Task instructions:
Write each record again exactly as it stands.

Provided entries:
==========
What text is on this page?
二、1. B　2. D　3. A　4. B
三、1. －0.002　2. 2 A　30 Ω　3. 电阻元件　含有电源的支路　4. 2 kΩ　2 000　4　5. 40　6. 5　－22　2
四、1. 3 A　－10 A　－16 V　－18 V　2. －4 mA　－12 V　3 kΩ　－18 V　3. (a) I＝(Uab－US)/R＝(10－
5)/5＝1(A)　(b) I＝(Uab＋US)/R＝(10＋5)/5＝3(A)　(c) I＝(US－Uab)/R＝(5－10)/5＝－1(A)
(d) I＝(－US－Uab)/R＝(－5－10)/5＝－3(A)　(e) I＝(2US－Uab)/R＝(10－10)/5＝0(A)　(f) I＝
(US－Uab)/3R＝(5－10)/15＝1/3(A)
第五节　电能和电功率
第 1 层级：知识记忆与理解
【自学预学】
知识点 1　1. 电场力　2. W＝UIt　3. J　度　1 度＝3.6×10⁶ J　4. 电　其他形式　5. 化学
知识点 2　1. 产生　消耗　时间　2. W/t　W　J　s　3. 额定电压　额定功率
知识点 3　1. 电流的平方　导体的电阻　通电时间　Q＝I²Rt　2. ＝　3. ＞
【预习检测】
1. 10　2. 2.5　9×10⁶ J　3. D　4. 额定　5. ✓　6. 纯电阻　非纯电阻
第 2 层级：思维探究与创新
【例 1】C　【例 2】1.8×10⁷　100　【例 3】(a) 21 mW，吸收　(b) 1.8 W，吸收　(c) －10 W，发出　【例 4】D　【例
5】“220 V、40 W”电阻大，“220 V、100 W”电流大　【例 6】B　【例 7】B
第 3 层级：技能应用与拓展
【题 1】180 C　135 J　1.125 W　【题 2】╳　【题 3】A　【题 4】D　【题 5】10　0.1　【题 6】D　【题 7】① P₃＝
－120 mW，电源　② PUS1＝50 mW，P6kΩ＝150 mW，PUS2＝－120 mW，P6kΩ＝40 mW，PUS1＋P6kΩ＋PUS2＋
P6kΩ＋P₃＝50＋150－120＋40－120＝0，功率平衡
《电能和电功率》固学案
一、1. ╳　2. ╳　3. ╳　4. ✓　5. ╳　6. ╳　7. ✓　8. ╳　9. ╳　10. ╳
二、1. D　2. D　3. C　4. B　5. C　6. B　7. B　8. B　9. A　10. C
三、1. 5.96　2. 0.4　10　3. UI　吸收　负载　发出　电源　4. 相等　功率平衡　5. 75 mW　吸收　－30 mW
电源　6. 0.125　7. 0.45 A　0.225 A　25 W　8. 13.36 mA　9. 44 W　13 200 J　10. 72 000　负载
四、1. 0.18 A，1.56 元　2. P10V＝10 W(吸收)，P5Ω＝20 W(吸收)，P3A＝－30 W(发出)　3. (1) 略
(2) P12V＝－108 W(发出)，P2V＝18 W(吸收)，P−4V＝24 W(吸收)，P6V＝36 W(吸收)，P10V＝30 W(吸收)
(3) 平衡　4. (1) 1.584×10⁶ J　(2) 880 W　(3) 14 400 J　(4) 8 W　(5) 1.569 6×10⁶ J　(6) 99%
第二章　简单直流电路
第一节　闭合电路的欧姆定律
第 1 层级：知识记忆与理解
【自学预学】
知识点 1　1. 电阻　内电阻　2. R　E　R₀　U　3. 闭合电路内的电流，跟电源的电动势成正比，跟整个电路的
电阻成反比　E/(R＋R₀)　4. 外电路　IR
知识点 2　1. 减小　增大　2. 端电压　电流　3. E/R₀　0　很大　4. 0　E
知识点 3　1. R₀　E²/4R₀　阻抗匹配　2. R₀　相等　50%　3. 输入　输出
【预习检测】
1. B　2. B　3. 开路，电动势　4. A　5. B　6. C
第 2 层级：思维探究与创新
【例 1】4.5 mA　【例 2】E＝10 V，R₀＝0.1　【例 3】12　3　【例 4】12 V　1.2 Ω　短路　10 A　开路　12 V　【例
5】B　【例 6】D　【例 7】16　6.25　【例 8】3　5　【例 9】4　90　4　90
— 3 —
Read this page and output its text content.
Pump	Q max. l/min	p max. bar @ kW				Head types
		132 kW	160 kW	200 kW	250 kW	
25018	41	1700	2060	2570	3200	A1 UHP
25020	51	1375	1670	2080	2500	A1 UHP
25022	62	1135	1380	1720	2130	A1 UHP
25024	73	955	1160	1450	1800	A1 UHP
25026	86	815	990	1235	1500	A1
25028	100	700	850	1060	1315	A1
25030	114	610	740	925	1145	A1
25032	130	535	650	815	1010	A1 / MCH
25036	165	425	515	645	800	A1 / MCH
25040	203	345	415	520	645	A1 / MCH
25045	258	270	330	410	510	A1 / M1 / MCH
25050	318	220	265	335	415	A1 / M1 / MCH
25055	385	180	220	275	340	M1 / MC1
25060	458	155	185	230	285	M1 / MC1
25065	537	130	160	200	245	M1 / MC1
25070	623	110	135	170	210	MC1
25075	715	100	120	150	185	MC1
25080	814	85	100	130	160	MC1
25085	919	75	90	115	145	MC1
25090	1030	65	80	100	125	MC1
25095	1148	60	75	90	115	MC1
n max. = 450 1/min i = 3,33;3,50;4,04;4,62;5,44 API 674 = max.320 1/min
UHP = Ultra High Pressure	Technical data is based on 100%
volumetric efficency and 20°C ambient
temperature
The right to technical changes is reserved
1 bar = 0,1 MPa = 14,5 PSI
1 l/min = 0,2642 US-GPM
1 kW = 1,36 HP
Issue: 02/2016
==========
Answer below:
What text is on this page?
二、1. B　2. D　3. A　4. B
三、1. －0.002　2. 2 A　30 Ω　3. 电阻元件　含有电源的支路　4. 2 kΩ　2 000　4　5. 40　6. 5　－22　2
四、1. 3 A　－10 A　－16 V　－18 V　2. －4 mA　－12 V　3 kΩ　－18 V　3. (a) I＝(Uab－US)/R＝(10－
5)/5＝1(A)　(b) I＝(Uab＋US)/R＝(10＋5)/5＝3(A)　(c) I＝(US－Uab)/R＝(5－10)/5＝－1(A)
(d) I＝(－US－Uab)/R＝(－5－10)/5＝－3(A)　(e) I＝(2US－Uab)/R＝(10－10)/5＝0(A)　(f) I＝
(US－Uab)/3R＝(5－10)/15＝1/3(A)
第五节　电能和电功率
第 1 层级：知识记忆与理解
【自学预学】
知识点 1　1. 电场力　2. W＝UIt　3. J　度　1 度＝3.6×10⁶ J　4. 电　其他形式　5. 化学
知识点 2　1. 产生　消耗　时间　2. W/t　W　J　s　3. 额定电压　额定功率
知识点 3　1. 电流的平方　导体的电阻　通电时间　Q＝I²Rt　2. ＝　3. ＞
【预习检测】
1. 10　2. 2.5　9×10⁶ J　3. D　4. 额定　5. ✓　6. 纯电阻　非纯电阻
第 2 层级：思维探究与创新
【例 1】C　【例 2】1.8×10⁷　100　【例 3】(a) 21 mW，吸收　(b) 1.8 W，吸收　(c) －10 W，发出　【例 4】D　【例
5】“220 V、40 W”电阻大，“220 V、100 W”电流大　【例 6】B　【例 7】B
第 3 层级：技能应用与拓展
【题 1】180 C　135 J　1.125 W　【题 2】╳　【题 3】A　【题 4】D　【题 5】10　0.1　【题 6】D　【题 7】① P₃＝
－120 mW，电源　② PUS1＝50 mW，P6kΩ＝150 mW，PUS2＝－120 mW，P6kΩ＝40 mW，PUS1＋P6kΩ＋PUS2＋
P6kΩ＋P₃＝50＋150－120＋40－120＝0，功率平衡
《电能和电功率》固学案
一、1. ╳　2. ╳　3. ╳　4. ✓　5. ╳　6. ╳　7. ✓　8. ╳　9. ╳　10. ╳
二、1. D　2. D　3. C　4. B　5. C　6. B　7. B　8. B　9. A　10. C
三、1. 5.96　2. 0.4　10　3. UI　吸收　负载　发出　电源　4. 相等　功率平衡　5. 75 mW　吸收　－30 mW
电源　6. 0.125　7. 0.45 A　0.225 A　25 W　8. 13.36 mA　9. 44 W　13 200 J　10. 72 000　负载
四、1. 0.18 A，1.56 元　2. P10V＝10 W(吸收)，P5Ω＝20 W(吸收)，P3A＝－30 W(发出)　3. (1) 略
(2) P12V＝－108 W(发出)，P2V＝18 W(吸收)，P−4V＝24 W(吸收)，P6V＝36 W(吸收)，P10V＝30 W(吸收)
(3) 平衡　4. (1) 1.584×10⁶ J　(2) 880 W　(3) 14 400 J　(4) 8 W　(5) 1.569 6×10⁶ J　(6) 99%
第二章　简单直流电路
第一节　闭合电路的欧姆定律
第 1 层级：知识记忆与理解
【自学预学】
知识点 1　1. 电阻　内电阻　2. R　E　R₀　U　3. 闭合电路内的电流，跟电源的电动势成正比，跟整个电路的
电阻成反比　E/(R＋R₀)　4. 外电路　IR
知识点 2　1. 减小　增大　2. 端电压　电流　3. E/R₀　0　很大　4. 0　E
知识点 3　1. R₀　E²/4R₀　阻抗匹配　2. R₀　相等　50%　3. 输入　输出
【预习检测】
1. B　2. B　3. 开路，电动势　4. A　5. B　6. C
第 2 层级：思维探究与创新
【例 1】4.5 mA　【例 2】E＝10 V，R₀＝0.1　【例 3】12　3　【例 4】12 V　1.2 Ω　短路　10 A　开路　12 V　【例
5】B　【例 6】D　【例 7】16　6.25　【例 8】3　5　【例 9】4　90　4　90
— 3 —
Read this page and output its text content.
Pump	Q max. l/min	p max. bar @ kW				Head types
		132 kW	160 kW	200 kW	250 kW	
25018	41	1700	2060	2570	3200	A1 UHP
25020	51	1375	1670	2080	2500	A1 UHP
25022	62	1135	1380	1720	2130	A1 UHP
25024	73	955	1160	1450	1800	A1 UHP
25026	86	815	990	1235	1500	A1
25028	100	700	850	1060	1315	A1
25030	114	610	740	925	1145	A1
25032	130	535	650	815	1010	A1 / MCH
25036	165	425	515	645	800	A1 / MCH
25040	203	345	415	520	645	A1 / MCH
25045	258	270	330	410	510	A1 / M1 / MCH
25050	318	220	265	335	415	A1 / M1 / MCH
25055	385	180	220	275	340	M1 / MC1
25060	458	155	185	230	285	M1 / MC1
25065	537	130	160	200	245	M1 / MC1
25070	623	110	135	170	210	MC1
25075	715	100	120	150	185	MC1
25080	814	85	100	130	160	MC1
25085	919	75	90	115	145	MC1
25090	1030	65	80	100	125	MC1
25095	1148	60	75	90	115	MC1
n max. = 450 1/min i = 3,33;3,50;4,04;4,62;5,44 API 674 = max.320 1/min
UHP = Ultra High Pressure	Technical data is based on 100%
volumetric efficency and 20°C ambient
temperature
The right to technical changes is reserved
1 bar = 0,1 MPa = 14,5 PSI
1 l/min = 0,2642 US-GPM
1 kW = 1,36 HP
Issue: 02/2016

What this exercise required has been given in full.